■ Exercise instructions:
Go through the entries below and write each one out exactly.

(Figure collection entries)
▼▼▼

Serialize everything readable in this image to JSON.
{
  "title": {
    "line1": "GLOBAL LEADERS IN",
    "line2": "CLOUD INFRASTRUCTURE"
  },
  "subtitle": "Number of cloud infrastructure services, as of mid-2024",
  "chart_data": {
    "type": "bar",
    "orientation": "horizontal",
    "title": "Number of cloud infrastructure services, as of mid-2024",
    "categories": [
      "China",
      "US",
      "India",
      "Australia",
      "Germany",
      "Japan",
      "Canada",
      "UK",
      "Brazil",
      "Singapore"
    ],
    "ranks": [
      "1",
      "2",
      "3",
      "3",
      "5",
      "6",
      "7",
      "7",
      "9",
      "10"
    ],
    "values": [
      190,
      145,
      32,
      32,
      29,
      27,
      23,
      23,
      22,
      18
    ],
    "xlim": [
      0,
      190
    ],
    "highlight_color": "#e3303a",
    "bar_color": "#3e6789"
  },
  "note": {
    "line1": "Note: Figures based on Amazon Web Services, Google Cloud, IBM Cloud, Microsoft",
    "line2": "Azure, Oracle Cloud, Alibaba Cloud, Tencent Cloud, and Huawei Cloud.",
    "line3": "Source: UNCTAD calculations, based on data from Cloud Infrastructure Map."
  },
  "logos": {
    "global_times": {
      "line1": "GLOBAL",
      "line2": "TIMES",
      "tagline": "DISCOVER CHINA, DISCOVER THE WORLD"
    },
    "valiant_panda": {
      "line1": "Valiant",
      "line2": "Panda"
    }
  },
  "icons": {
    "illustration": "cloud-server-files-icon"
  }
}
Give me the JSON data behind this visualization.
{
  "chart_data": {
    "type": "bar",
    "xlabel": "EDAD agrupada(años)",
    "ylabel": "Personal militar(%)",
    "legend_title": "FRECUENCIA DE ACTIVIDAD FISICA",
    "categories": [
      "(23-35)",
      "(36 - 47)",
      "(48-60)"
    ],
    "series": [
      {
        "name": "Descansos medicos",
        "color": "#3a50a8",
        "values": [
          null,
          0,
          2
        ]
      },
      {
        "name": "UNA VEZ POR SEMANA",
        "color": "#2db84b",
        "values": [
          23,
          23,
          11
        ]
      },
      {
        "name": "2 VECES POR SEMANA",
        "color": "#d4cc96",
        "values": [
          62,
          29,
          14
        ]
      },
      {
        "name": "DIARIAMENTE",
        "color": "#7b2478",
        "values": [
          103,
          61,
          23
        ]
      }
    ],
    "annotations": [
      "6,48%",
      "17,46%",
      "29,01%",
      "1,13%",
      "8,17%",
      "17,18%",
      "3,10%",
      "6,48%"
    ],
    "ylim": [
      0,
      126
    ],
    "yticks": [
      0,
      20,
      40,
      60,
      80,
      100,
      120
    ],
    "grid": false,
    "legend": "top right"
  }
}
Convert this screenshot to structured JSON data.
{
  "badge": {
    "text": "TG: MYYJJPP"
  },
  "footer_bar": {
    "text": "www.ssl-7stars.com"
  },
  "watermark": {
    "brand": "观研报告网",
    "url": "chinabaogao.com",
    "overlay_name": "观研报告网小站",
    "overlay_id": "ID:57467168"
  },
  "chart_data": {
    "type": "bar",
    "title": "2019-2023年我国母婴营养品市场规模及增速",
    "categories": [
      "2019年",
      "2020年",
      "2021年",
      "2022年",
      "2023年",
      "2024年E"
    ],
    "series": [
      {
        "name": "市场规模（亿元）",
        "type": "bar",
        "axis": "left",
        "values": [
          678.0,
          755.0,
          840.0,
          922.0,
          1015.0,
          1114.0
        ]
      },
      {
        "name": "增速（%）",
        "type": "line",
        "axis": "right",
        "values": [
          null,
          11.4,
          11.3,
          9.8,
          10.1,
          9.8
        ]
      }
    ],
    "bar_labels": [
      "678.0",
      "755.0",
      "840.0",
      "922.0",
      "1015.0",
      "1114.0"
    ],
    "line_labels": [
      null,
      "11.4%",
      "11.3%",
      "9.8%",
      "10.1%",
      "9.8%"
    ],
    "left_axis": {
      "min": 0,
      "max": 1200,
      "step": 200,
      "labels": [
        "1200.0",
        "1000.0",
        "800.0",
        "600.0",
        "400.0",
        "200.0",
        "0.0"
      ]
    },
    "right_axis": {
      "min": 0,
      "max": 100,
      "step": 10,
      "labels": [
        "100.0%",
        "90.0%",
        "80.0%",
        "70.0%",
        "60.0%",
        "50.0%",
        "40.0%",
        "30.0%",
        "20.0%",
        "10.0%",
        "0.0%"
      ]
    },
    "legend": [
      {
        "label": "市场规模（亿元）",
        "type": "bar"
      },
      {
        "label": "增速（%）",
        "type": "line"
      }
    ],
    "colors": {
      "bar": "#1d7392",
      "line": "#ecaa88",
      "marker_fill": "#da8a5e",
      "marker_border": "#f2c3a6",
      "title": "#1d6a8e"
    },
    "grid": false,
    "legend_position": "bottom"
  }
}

▲▲▲

■ Final answer:
Serialize everything readable in this image to JSON.
{
  "title": {
    "line1": "GLOBAL LEADERS IN",
    "line2": "CLOUD INFRASTRUCTURE"
  },
  "subtitle": "Number of cloud infrastructure services, as of mid-2024",
  "chart_data": {
    "type": "bar",
    "orientation": "horizontal",
    "title": "Number of cloud infrastructure services, as of mid-2024",
    "categories": [
      "China",
      "US",
      "India",
      "Australia",
      "Germany",
      "Japan",
      "Canada",
      "UK",
      "Brazil",
      "Singapore"
    ],
    "ranks": [
      "1",
      "2",
      "3",
      "3",
      "5",
      "6",
      "7",
      "7",
      "9",
      "10"
    ],
    "values": [
      190,
      145,
      32,
      32,
      29,
      27,
      23,
      23,
      22,
      18
    ],
    "xlim": [
      0,
      190
    ],
    "highlight_color": "#e3303a",
    "bar_color": "#3e6789"
  },
  "note": {
    "line1": "Note: Figures based on Amazon Web Services, Google Cloud, IBM Cloud, Microsoft",
    "line2": "Azure, Oracle Cloud, Alibaba Cloud, Tencent Cloud, and Huawei Cloud.",
    "line3": "Source: UNCTAD calculations, based on data from Cloud Infrastructure Map."
  },
  "logos": {
    "global_times": {
      "line1": "GLOBAL",
      "line2": "TIMES",
      "tagline": "DISCOVER CHINA, DISCOVER THE WORLD"
    },
    "valiant_panda": {
      "line1": "Valiant",
      "line2": "Panda"
    }
  },
  "icons": {
    "illustration": "cloud-server-files-icon"
  }
}
Give me the JSON data behind this visualization.
{
  "chart_data": {
    "type": "bar",
    "xlabel": "EDAD agrupada(años)",
    "ylabel": "Personal militar(%)",
    "legend_title": "FRECUENCIA DE ACTIVIDAD FISICA",
    "categories": [
      "(23-35)",
      "(36 - 47)",
      "(48-60)"
    ],
    "series": [
      {
        "name": "Descansos medicos",
        "color": "#3a50a8",
        "values": [
          null,
          0,
          2
        ]
      },
      {
        "name": "UNA VEZ POR SEMANA",
        "color": "#2db84b",
        "values": [
          23,
          23,
          11
        ]
      },
      {
        "name": "2 VECES POR SEMANA",
        "color": "#d4cc96",
        "values": [
          62,
          29,
          14
        ]
      },
      {
        "name": "DIARIAMENTE",
        "color": "#7b2478",
        "values": [
          103,
          61,
          23
        ]
      }
    ],
    "annotations": [
      "6,48%",
      "17,46%",
      "29,01%",
      "1,13%",
      "8,17%",
      "17,18%",
      "3,10%",
      "6,48%"
    ],
    "ylim": [
      0,
      126
    ],
    "yticks": [
      0,
      20,
      40,
      60,
      80,
      100,
      120
    ],
    "grid": false,
    "legend": "top right"
  }
}
Convert this screenshot to structured JSON data.
{
  "badge": {
    "text": "TG: MYYJJPP"
  },
  "footer_bar": {
    "text": "www.ssl-7stars.com"
  },
  "watermark": {
    "brand": "观研报告网",
    "url": "chinabaogao.com",
    "overlay_name": "观研报告网小站",
    "overlay_id": "ID:57467168"
  },
  "chart_data": {
    "type": "bar",
    "title": "2019-2023年我国母婴营养品市场规模及增速",
    "categories": [
      "2019年",
      "2020年",
      "2021年",
      "2022年",
      "2023年",
      "2024年E"
    ],
    "series": [
      {
        "name": "市场规模（亿元）",
        "type": "bar",
        "axis": "left",
        "values": [
          678.0,
          755.0,
          840.0,
          922.0,
          1015.0,
          1114.0
        ]
      },
      {
        "name": "增速（%）",
        "type": "line",
        "axis": "right",
        "values": [
          null,
          11.4,
          11.3,
          9.8,
          10.1,
          9.8
        ]
      }
    ],
    "bar_labels": [
      "678.0",
      "755.0",
      "840.0",
      "922.0",
      "1015.0",
      "1114.0"
    ],
    "line_labels": [
      null,
      "11.4%",
      "11.3%",
      "9.8%",
      "10.1%",
      "9.8%"
    ],
    "left_axis": {
      "min": 0,
      "max": 1200,
      "step": 200,
      "labels": [
        "1200.0",
        "1000.0",
        "800.0",
        "600.0",
        "400.0",
        "200.0",
        "0.0"
      ]
    },
    "right_axis": {
      "min": 0,
      "max": 100,
      "step": 10,
      "labels": [
        "100.0%",
        "90.0%",
        "80.0%",
        "70.0%",
        "60.0%",
        "50.0%",
        "40.0%",
        "30.0%",
        "20.0%",
        "10.0%",
        "0.0%"
      ]
    },
    "legend": [
      {
        "label": "市场规模（亿元）",
        "type": "bar"
      },
      {
        "label": "增速（%）",
        "type": "line"
      }
    ],
    "colors": {
      "bar": "#1d7392",
      "line": "#ecaa88",
      "marker_fill": "#da8a5e",
      "marker_border": "#f2c3a6",
      "title": "#1d6a8e"
    },
    "grid": false,
    "legend_position": "bottom"
  }
}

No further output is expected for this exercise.